Problem description:
Extract the lines that hold the string "собирают".

BEGIN Task material

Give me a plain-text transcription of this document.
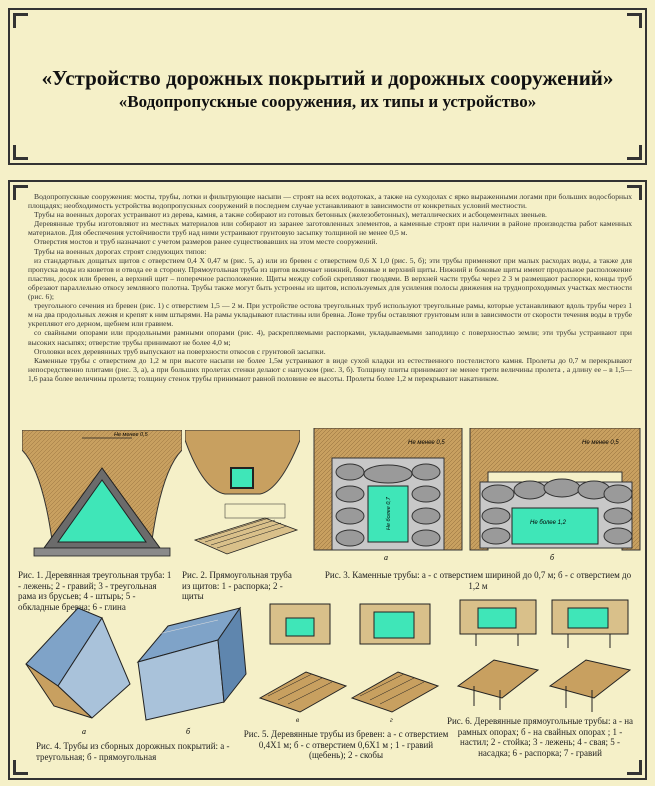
«Устройство дорожных покрытий и дорожных сооружений»
«Водопропускные сооружения, их типы и устройство»

Водопропускные сооружения: мосты, трубы, лотки и фильтрующие насыпи — строят на всех водотоках, а также на суходолах с ярко выраженными логами при больших водосборных площадях; необходимость устройства водопропускных сооружений в последнем случае устанавливают в зависимости от конкретных условий местности.

Трубы на военных дорогах устраивают из дерева, камня, а также собирают из готовых бетонных (железобетонных), металлических и асбоцементных звеньев.

Деревянные трубы изготовляют из местных материалов или собирают из заранее заготовленных элементов, а каменные строят при наличии в районе производства работ каменных материалов. Для обеспечения устойчивости труб над ними устраивают грунтовую засыпку толщиной не менее 0,5 м.

Отверстия мостов и труб назначают с учетом размеров ранее существовавших на этом месте сооружений.

Трубы на военных дорогах строят следующих типов:

из стандартных дощатых щитов с отверстием 0,4 Х 0,47 м (рис. 5, а) или из бревен с отверстием 0,6 Х 1,0 (рис. 5, б); эти трубы применяют при малых расходах воды, а также для пропуска воды из кюветов и отвода ее в сторону. Прямоугольная труба из щитов включает нижний, боковые и верхний щиты. Нижний и боковые щиты имеют продольное расположение пластин, досок или бревен, а верхний щит – поперечное расположение. Щиты между собой скрепляют гвоздями. В верхней части трубы через 2 3 м размещают распорки, концы труб обрезают параллельно откосу земляного полотна. Трубы также могут быть устроены из щитов, используемых для усиления полосы движения на труднопроходимых участках местности (рис. 6);

треугольного сечения из бревен (рис. 1) с отверстием 1,5 — 2 м. При устройстве остова треугольных труб используют треугольные рамы, которые устанавливают вдоль трубы через 1 м на два продольных лежня и крепят к ним штырями. На рамы укладывают пластины или бревна. Ложе трубы оставляют грунтовым или в зависимости от скорости течения воды в трубе укрепляют его дерном, щебнем или гравием.

со свайными опорами или продольными рамными опорами (рис. 4), раскрепляемыми распорками, укладываемыми заподлицо с поверхностью земли; эти трубы устраивают при высоких насыпях; отверстие трубы принимают не более 4,0 м;

Оголовки всех деревянных труб выпускают на поверхности откосов с грунтовой засыпки.

Каменные трубы с отверстием до 1,2 м при высоте насыпи не более 1,5м устраивают в виде сухой кладки из естественного постелистого камня. Пролеты до 0,7 м перекрывают непосредственно плитами (рис. 3, а), а при больших пролетах стенки делают с напуском (рис. 3, б). Толщину плиты принимают не менее трети величины пролета , а длину ее – в 1,5—1,6 раза более величины пролета; толщину стенок трубы принимают равной половине ее высоты. Пролеты более 1,2 м перекрывают накатником.

Не менее 0,5
Не менее 0,5
Не более 0,7
а
Не менее 0,5
Не более 1,2
б
Рис. 1. Деревянная треугольная труба: 1 - лежень; 2 - гравий; 3 - треугольная рама из брусьев; 4 - штырь; 5 - обкладные бревна; 6 - глина
Рис. 2. Прямоугольная труба из щитов: 1 - распорка; 2 - щиты
Рис. 3. Каменные трубы: а - с отверстием шириной до 0,7 м; б - с отверстием до 1,2 м
а	б
в	г
Рис. 4. Трубы из сборных дорожных покрытий: а - треугольная; б - прямоугольная
Рис. 5. Деревянные трубы из бревен: а - с отверстием 0,4Х1 м; б - с отверстием 0,6Х1 м ; 1 - гравий (щебень); 2 - скобы
Рис. 6. Деревянные прямоугольные трубы: а - на рамных опорах; б - на свайных опорах ; 1 - настил; 2 - стойка; 3 - лежень; 4 - свая; 5 - насадка; 6 - распорка; 7 - гравий
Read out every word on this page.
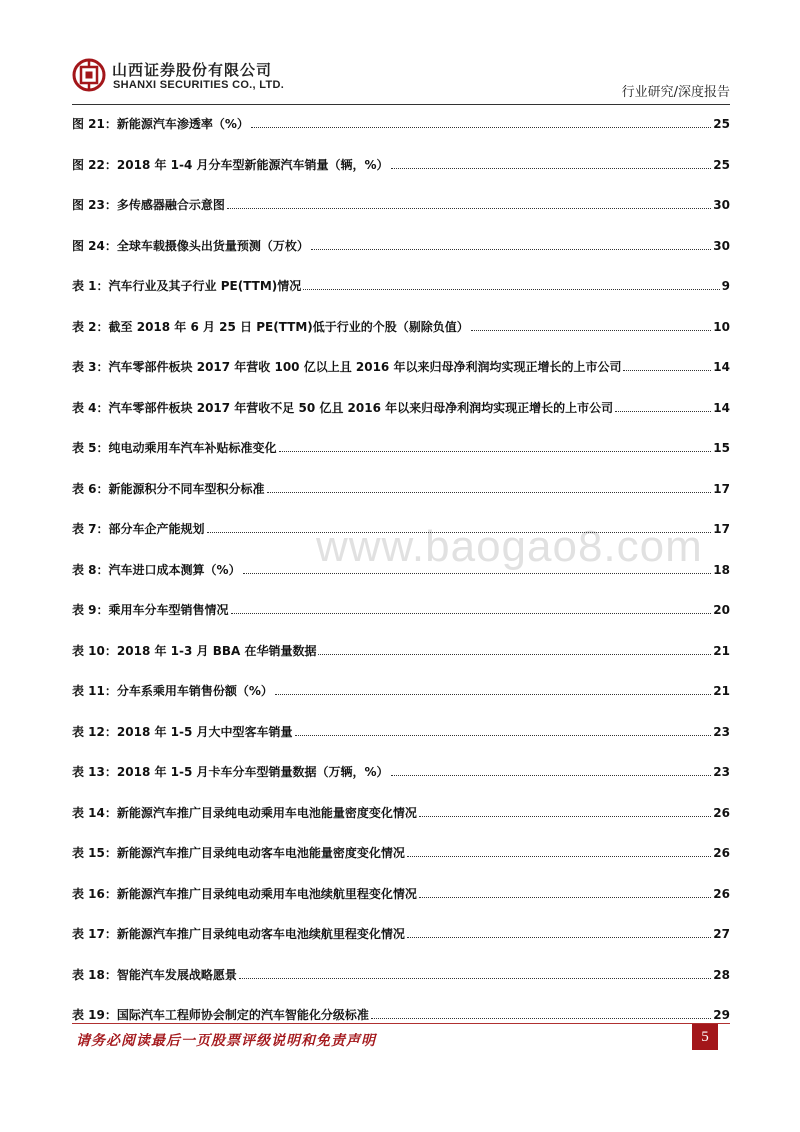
山西证券股份有限公司
SHANXI SECURITIES CO., LTD.	行业研究/深度报告
www.baogao8.com
图 21 ： 新能源汽车渗透率（%）	25
图 22 ： 2018 年 1-4 月分车型新能源汽车销量（辆，%）	25
图 23 ： 多传感器融合示意图	30
图 24 ： 全球车载摄像头出货量预测（万枚）	30
表 1 ： 汽车行业及其子行业 PE(TTM)情况	9
表 2 ： 截至 2018 年 6 月 25 日 PE(TTM)低于行业的个股（剔除负值）	10
表 3 ： 汽车零部件板块 2017 年营收 100 亿以上且 2016 年以来归母净利润均实现正增长的上市公司	14
表 4 ： 汽车零部件板块 2017 年营收不足 50 亿且 2016 年以来归母净利润均实现正增长的上市公司	14
表 5 ： 纯电动乘用车汽车补贴标准变化	15
表 6 ： 新能源积分不同车型积分标准	17
表 7 ： 部分车企产能规划	17
表 8 ： 汽车进口成本测算（%）	18
表 9 ： 乘用车分车型销售情况	20
表 10 ： 2018 年 1-3 月 BBA 在华销量数据	21
表 11 ： 分车系乘用车销售份额（%）	21
表 12 ： 2018 年 1-5 月大中型客车销量	23
表 13 ： 2018 年 1-5 月卡车分车型销量数据（万辆，%）	23
表 14 ： 新能源汽车推广目录纯电动乘用车电池能量密度变化情况	26
表 15 ： 新能源汽车推广目录纯电动客车电池能量密度变化情况	26
表 16 ： 新能源汽车推广目录纯电动乘用车电池续航里程变化情况	26
表 17 ： 新能源汽车推广目录纯电动客车电池续航里程变化情况	27
表 18 ： 智能汽车发展战略愿景	28
表 19 ： 国际汽车工程师协会制定的汽车智能化分级标准	29
请务必阅读最后一页股票评级说明和免责声明	5
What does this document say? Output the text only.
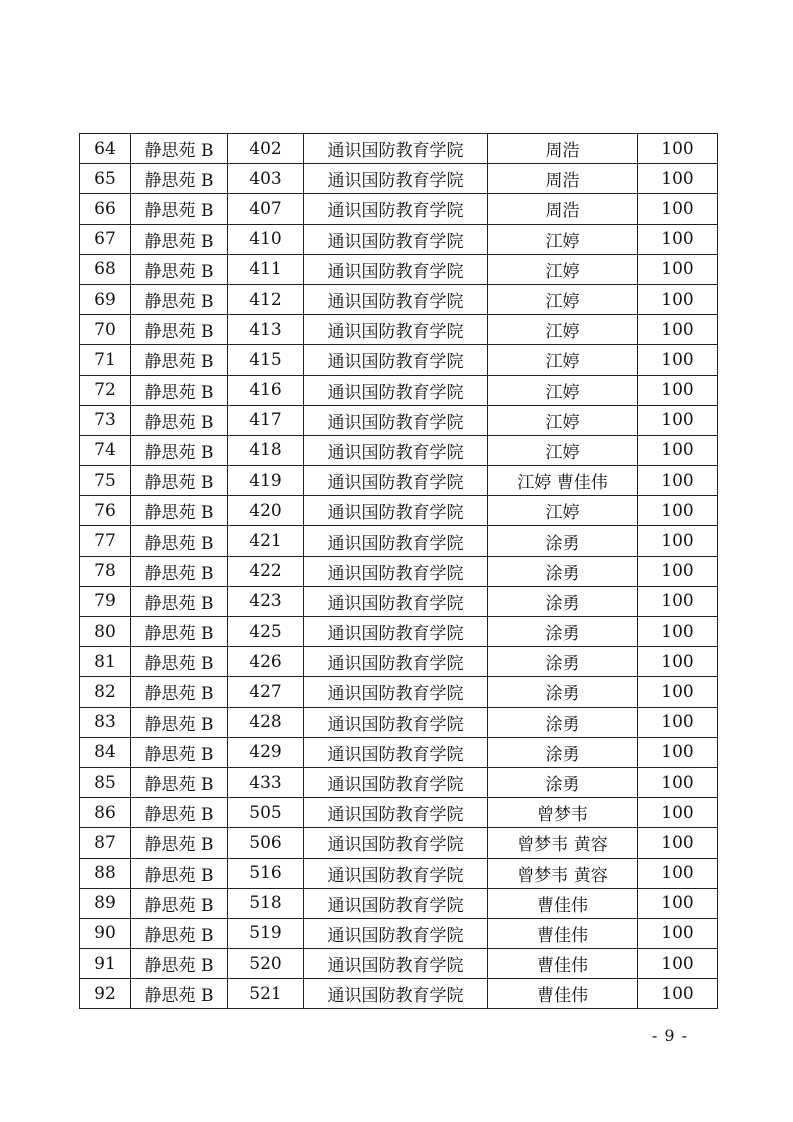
64	静思苑 B	402	通识国防教育学院	周浩	100
65	静思苑 B	403	通识国防教育学院	周浩	100
66	静思苑 B	407	通识国防教育学院	周浩	100
67	静思苑 B	410	通识国防教育学院	江婷	100
68	静思苑 B	411	通识国防教育学院	江婷	100
69	静思苑 B	412	通识国防教育学院	江婷	100
70	静思苑 B	413	通识国防教育学院	江婷	100
71	静思苑 B	415	通识国防教育学院	江婷	100
72	静思苑 B	416	通识国防教育学院	江婷	100
73	静思苑 B	417	通识国防教育学院	江婷	100
74	静思苑 B	418	通识国防教育学院	江婷	100
75	静思苑 B	419	通识国防教育学院	江婷 曹佳伟	100
76	静思苑 B	420	通识国防教育学院	江婷	100
77	静思苑 B	421	通识国防教育学院	涂勇	100
78	静思苑 B	422	通识国防教育学院	涂勇	100
79	静思苑 B	423	通识国防教育学院	涂勇	100
80	静思苑 B	425	通识国防教育学院	涂勇	100
81	静思苑 B	426	通识国防教育学院	涂勇	100
82	静思苑 B	427	通识国防教育学院	涂勇	100
83	静思苑 B	428	通识国防教育学院	涂勇	100
84	静思苑 B	429	通识国防教育学院	涂勇	100
85	静思苑 B	433	通识国防教育学院	涂勇	100
86	静思苑 B	505	通识国防教育学院	曾梦韦	100
87	静思苑 B	506	通识国防教育学院	曾梦韦 黄容	100
88	静思苑 B	516	通识国防教育学院	曾梦韦 黄容	100
89	静思苑 B	518	通识国防教育学院	曹佳伟	100
90	静思苑 B	519	通识国防教育学院	曹佳伟	100
91	静思苑 B	520	通识国防教育学院	曹佳伟	100
92	静思苑 B	521	通识国防教育学院	曹佳伟	100
- 9 -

END Task material

Complete output:
Трубы на военных дорогах устраивают из дерева, камня, а также собирают из готовых бетонных (железобетонных), металлических и асбоцементных звеньев.
Деревянные трубы изготовляют из местных материалов или собирают из заранее заготовленных элементов, а каменные строят при наличии в районе производства работ каменных материалов. Для обеспечения устойчивости труб над ними устраивают грунтовую засыпку толщиной не менее 0,5 м.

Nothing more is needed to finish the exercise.